### Stated problem
Report all lines from the entries below in which "warning" appears.

(Dataset excerpt)

-- Begin --

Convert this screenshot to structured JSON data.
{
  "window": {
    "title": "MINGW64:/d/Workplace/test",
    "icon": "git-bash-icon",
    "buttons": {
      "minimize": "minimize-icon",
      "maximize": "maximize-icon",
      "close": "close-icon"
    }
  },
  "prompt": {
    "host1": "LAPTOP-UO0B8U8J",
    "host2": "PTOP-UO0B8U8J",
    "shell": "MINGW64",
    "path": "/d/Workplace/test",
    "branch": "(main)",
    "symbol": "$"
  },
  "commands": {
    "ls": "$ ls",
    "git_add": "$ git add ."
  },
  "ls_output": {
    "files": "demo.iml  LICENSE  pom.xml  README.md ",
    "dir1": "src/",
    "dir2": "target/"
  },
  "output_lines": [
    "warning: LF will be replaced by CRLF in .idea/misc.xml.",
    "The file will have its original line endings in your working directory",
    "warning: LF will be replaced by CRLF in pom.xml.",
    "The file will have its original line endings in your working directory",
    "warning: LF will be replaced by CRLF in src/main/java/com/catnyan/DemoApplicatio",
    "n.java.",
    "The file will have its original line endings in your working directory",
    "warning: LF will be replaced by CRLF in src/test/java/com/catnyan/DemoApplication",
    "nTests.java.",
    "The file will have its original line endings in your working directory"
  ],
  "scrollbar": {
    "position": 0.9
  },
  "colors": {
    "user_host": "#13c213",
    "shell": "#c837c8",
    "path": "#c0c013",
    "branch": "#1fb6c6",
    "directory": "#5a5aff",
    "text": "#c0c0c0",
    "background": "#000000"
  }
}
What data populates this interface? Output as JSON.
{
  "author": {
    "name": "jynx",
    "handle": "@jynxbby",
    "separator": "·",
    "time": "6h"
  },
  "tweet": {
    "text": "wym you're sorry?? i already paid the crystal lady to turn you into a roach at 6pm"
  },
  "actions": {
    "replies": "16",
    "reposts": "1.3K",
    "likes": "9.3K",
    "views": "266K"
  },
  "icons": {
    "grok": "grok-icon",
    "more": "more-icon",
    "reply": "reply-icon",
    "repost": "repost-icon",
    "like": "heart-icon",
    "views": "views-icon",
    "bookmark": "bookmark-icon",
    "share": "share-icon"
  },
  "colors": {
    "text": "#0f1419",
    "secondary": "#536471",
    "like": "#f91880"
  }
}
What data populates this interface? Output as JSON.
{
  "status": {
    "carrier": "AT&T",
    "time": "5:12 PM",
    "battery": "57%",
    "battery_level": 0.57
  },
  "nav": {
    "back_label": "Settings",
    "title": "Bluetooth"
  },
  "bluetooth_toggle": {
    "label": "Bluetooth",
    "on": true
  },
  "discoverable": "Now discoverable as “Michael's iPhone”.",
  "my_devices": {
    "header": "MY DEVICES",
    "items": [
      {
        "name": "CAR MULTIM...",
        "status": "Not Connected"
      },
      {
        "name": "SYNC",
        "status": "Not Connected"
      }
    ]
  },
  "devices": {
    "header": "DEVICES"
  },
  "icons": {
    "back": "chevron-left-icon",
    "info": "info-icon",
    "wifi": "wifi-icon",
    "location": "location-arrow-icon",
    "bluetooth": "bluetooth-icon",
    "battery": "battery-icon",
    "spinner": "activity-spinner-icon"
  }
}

-- End --

### Solution to this problem
    "warning: LF will be replaced by CRLF in .idea/misc.xml.",
    "warning: LF will be replaced by CRLF in pom.xml.",
    "warning: LF will be replaced by CRLF in src/main/java/com/catnyan/DemoApplicatio",
    "warning: LF will be replaced by CRLF in src/test/java/com/catnyan/DemoApplication",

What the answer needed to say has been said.